Data listing
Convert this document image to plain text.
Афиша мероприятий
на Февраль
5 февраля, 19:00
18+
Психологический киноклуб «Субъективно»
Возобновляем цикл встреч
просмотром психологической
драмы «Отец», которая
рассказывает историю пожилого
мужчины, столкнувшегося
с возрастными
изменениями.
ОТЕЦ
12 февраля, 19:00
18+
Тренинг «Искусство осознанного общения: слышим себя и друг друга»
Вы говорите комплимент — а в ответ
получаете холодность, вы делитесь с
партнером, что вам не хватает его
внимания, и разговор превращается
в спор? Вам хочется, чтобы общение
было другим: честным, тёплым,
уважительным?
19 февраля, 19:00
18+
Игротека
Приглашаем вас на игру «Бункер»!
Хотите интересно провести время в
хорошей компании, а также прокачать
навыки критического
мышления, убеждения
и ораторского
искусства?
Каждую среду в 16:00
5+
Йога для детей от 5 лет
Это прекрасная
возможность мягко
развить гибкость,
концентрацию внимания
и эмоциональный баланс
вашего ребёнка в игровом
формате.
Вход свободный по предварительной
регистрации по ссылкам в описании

What to do —
Repeat the material word for word, in full.

Answer to the problem —
Convert this document image to plain text.
Афиша мероприятий
на Февраль
5 февраля, 19:00
18+
Психологический киноклуб «Субъективно»
Возобновляем цикл встреч
просмотром психологической
драмы «Отец», которая
рассказывает историю пожилого
мужчины, столкнувшегося
с возрастными
изменениями.
ОТЕЦ
12 февраля, 19:00
18+
Тренинг «Искусство осознанного общения: слышим себя и друг друга»
Вы говорите комплимент — а в ответ
получаете холодность, вы делитесь с
партнером, что вам не хватает его
внимания, и разговор превращается
в спор? Вам хочется, чтобы общение
было другим: честным, тёплым,
уважительным?
19 февраля, 19:00
18+
Игротека
Приглашаем вас на игру «Бункер»!
Хотите интересно провести время в
хорошей компании, а также прокачать
навыки критического
мышления, убеждения
и ораторского
искусства?
Каждую среду в 16:00
5+
Йога для детей от 5 лет
Это прекрасная
возможность мягко
развить гибкость,
концентрацию внимания
и эмоциональный баланс
вашего ребёнка в игровом
формате.
Вход свободный по предварительной
регистрации по ссылкам в описании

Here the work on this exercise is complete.